■ Requirement: Determine how many lines of the entries contain "B相电流". Reply with that number alone.

■ Data tied to figure images:
- - - - -

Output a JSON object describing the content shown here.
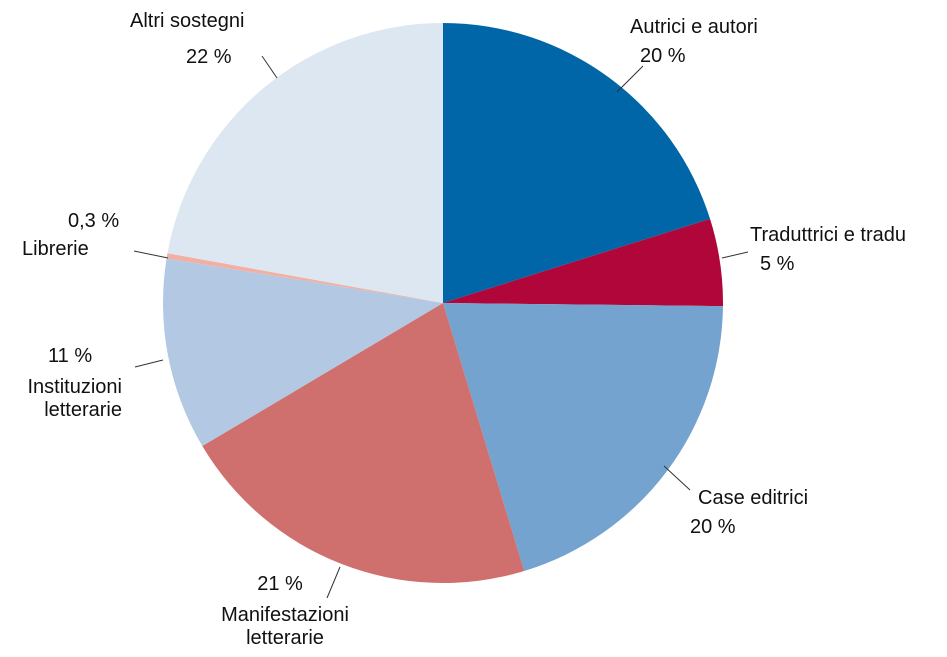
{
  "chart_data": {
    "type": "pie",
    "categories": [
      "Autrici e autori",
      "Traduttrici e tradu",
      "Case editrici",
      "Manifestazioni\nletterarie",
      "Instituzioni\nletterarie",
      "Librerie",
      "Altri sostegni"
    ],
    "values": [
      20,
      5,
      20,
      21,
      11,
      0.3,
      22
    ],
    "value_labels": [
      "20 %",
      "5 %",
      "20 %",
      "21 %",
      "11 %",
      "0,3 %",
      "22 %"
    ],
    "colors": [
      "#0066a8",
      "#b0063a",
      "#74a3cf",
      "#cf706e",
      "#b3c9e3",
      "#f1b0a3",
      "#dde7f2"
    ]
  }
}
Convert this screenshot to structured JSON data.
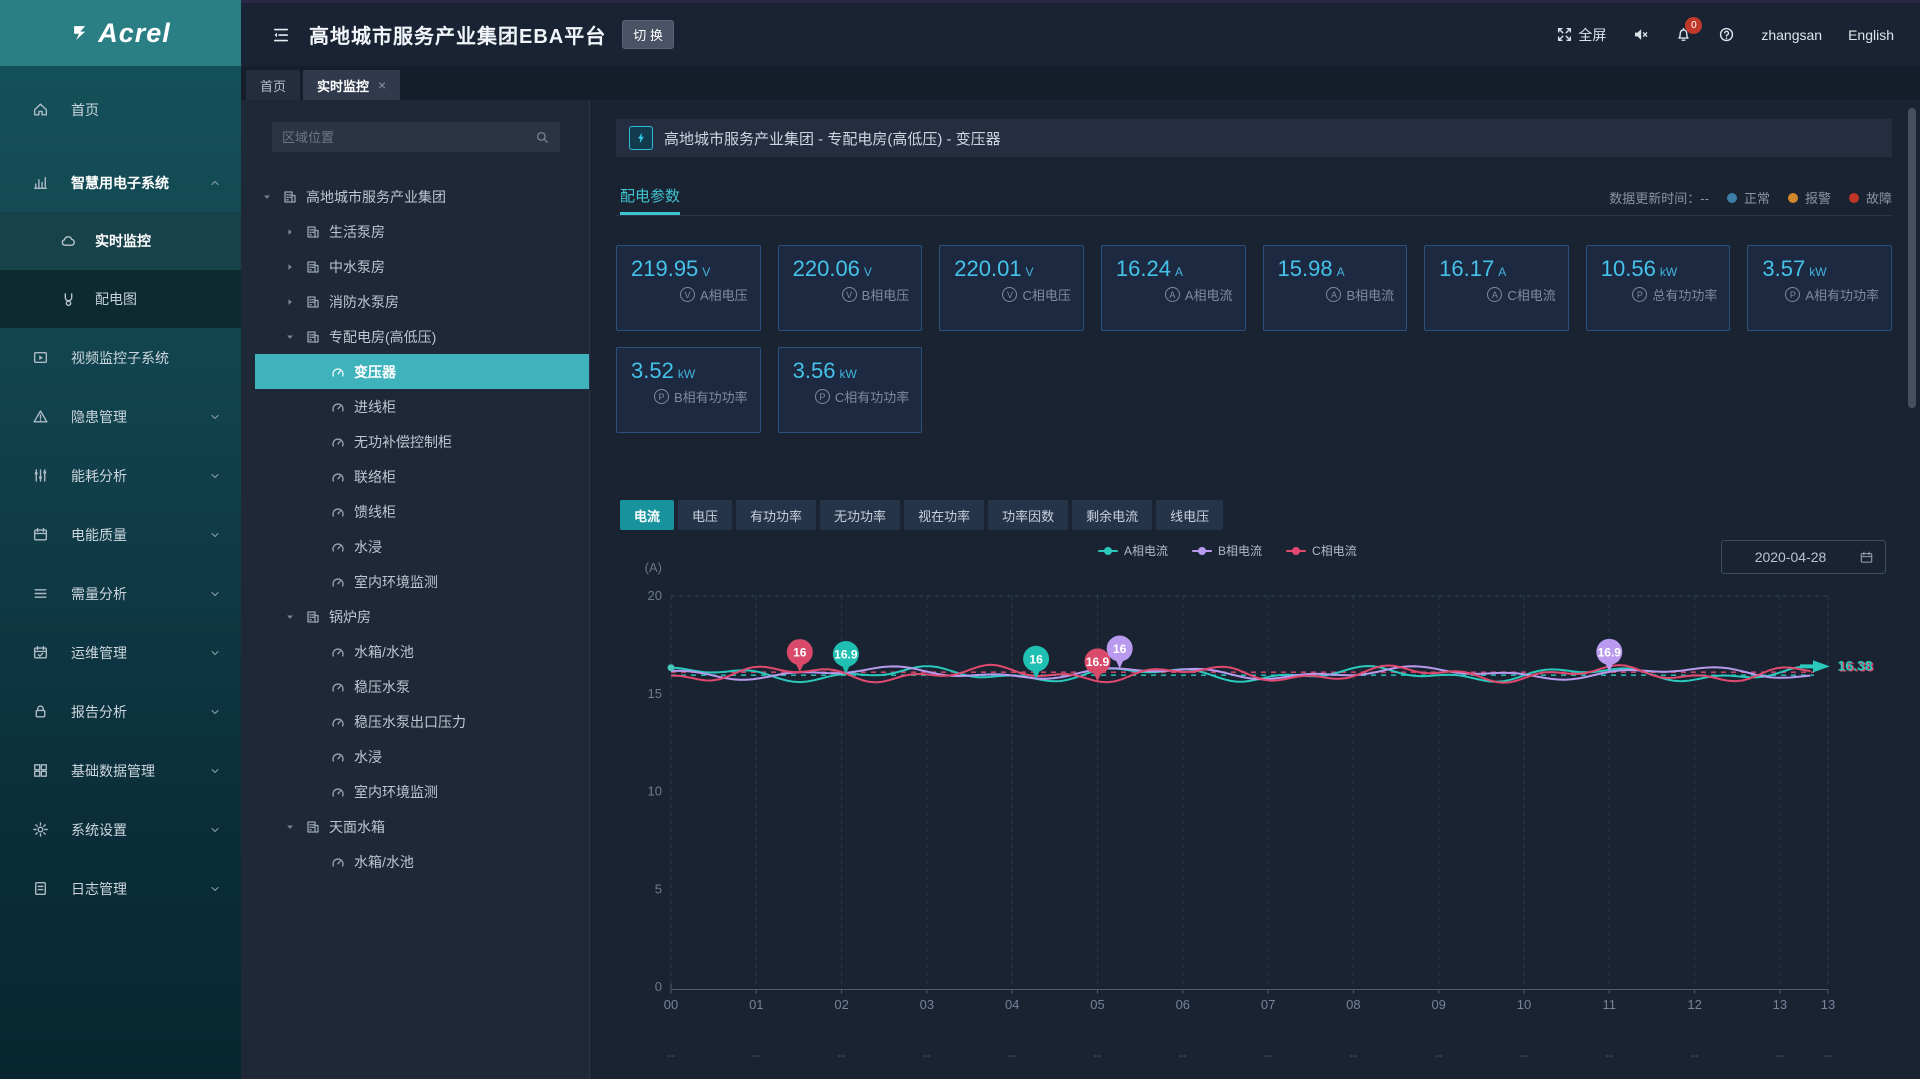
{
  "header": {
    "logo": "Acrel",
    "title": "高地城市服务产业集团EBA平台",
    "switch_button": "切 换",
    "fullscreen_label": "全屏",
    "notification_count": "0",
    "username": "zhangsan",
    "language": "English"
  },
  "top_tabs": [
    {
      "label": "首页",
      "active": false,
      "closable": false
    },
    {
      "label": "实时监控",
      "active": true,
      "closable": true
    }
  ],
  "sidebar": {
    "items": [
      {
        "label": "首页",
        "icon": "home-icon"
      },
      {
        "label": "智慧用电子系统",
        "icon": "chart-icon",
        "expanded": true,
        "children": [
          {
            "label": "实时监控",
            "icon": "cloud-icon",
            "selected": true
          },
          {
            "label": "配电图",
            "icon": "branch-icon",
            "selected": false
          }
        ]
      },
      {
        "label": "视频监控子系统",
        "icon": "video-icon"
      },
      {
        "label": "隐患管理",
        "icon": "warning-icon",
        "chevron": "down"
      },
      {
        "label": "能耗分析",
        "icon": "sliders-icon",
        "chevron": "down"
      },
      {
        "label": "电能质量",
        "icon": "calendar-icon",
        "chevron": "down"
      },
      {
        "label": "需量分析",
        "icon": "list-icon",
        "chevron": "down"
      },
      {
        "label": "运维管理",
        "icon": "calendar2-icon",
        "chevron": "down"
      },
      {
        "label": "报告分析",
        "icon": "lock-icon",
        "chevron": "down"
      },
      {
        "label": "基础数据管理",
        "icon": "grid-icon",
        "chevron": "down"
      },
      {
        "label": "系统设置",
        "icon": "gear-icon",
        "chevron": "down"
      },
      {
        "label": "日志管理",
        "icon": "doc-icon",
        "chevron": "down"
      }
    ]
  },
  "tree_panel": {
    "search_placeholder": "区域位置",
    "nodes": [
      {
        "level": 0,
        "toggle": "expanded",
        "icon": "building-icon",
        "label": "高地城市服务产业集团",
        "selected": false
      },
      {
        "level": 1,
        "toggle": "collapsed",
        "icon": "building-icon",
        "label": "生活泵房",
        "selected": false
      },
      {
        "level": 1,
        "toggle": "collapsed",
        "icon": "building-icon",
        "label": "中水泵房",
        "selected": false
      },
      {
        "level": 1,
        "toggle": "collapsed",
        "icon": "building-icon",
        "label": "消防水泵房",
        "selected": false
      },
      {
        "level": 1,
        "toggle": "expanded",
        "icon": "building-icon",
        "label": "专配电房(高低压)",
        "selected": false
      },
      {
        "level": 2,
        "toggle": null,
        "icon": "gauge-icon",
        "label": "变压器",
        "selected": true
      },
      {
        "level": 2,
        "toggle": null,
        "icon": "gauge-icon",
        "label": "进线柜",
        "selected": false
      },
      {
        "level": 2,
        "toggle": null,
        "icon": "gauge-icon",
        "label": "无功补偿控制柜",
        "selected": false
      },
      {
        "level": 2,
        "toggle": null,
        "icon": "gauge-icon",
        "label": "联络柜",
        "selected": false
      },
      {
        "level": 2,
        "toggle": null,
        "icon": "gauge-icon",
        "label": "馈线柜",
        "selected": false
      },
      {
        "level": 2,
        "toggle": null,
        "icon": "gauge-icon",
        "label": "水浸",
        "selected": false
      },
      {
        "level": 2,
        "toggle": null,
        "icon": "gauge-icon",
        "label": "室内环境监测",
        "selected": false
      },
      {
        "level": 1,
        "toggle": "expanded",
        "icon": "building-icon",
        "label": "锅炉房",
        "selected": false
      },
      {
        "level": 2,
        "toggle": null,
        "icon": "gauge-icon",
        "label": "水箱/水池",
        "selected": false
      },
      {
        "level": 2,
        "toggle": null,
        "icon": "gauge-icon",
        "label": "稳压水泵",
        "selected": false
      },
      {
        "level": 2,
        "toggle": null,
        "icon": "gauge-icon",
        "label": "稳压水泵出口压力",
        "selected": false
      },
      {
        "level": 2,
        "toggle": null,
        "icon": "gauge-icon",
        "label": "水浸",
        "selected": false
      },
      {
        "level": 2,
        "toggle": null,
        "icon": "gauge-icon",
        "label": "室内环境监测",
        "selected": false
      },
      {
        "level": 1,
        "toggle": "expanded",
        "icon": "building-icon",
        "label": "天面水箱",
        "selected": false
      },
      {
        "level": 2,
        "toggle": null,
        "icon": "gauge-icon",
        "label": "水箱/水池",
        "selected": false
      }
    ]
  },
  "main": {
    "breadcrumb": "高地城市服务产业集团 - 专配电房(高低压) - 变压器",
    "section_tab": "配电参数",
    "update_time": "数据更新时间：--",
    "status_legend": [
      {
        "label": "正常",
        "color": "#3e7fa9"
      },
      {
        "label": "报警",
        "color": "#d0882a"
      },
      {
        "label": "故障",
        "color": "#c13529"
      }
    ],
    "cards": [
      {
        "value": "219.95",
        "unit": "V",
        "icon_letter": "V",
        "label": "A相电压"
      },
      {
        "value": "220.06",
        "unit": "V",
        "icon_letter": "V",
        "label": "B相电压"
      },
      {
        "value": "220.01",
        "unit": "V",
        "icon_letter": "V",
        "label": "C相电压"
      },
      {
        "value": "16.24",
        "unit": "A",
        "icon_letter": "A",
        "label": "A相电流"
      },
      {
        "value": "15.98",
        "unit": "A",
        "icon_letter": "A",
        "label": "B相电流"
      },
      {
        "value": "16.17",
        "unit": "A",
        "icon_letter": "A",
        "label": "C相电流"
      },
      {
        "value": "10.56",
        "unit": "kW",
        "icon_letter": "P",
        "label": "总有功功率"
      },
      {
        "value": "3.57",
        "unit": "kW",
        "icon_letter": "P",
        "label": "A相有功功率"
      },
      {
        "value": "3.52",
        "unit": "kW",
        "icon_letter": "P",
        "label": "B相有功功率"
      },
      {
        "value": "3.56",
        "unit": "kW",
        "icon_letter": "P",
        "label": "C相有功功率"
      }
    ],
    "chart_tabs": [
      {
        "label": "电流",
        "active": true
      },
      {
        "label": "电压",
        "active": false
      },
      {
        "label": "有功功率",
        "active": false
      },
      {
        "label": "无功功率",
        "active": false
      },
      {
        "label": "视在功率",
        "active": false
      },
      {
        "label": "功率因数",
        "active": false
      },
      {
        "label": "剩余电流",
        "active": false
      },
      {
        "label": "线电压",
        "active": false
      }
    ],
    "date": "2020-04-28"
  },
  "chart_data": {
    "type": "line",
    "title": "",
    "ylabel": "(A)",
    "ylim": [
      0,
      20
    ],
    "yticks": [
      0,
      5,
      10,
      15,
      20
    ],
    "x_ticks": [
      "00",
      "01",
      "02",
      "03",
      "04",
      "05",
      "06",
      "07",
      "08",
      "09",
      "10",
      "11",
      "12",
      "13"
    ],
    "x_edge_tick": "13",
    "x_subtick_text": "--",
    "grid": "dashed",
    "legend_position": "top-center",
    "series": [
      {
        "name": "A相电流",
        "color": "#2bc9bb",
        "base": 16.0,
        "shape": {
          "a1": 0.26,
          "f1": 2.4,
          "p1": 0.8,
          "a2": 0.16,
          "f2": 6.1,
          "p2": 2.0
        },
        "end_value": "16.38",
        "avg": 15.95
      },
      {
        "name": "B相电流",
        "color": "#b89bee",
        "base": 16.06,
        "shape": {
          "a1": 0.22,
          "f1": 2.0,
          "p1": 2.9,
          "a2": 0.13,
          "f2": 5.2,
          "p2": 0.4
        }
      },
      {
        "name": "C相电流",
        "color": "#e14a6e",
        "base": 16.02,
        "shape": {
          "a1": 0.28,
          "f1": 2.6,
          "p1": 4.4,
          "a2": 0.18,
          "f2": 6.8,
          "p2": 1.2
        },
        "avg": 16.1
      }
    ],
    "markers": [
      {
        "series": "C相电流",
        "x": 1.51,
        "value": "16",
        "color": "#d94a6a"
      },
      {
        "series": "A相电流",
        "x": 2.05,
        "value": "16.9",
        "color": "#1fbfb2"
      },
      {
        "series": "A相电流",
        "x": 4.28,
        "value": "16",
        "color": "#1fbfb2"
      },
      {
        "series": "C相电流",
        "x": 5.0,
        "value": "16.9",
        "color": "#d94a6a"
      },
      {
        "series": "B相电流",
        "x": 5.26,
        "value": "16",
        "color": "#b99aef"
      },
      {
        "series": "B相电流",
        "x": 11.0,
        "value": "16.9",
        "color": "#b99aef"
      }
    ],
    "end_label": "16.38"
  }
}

- - - - -

■ Reply: 4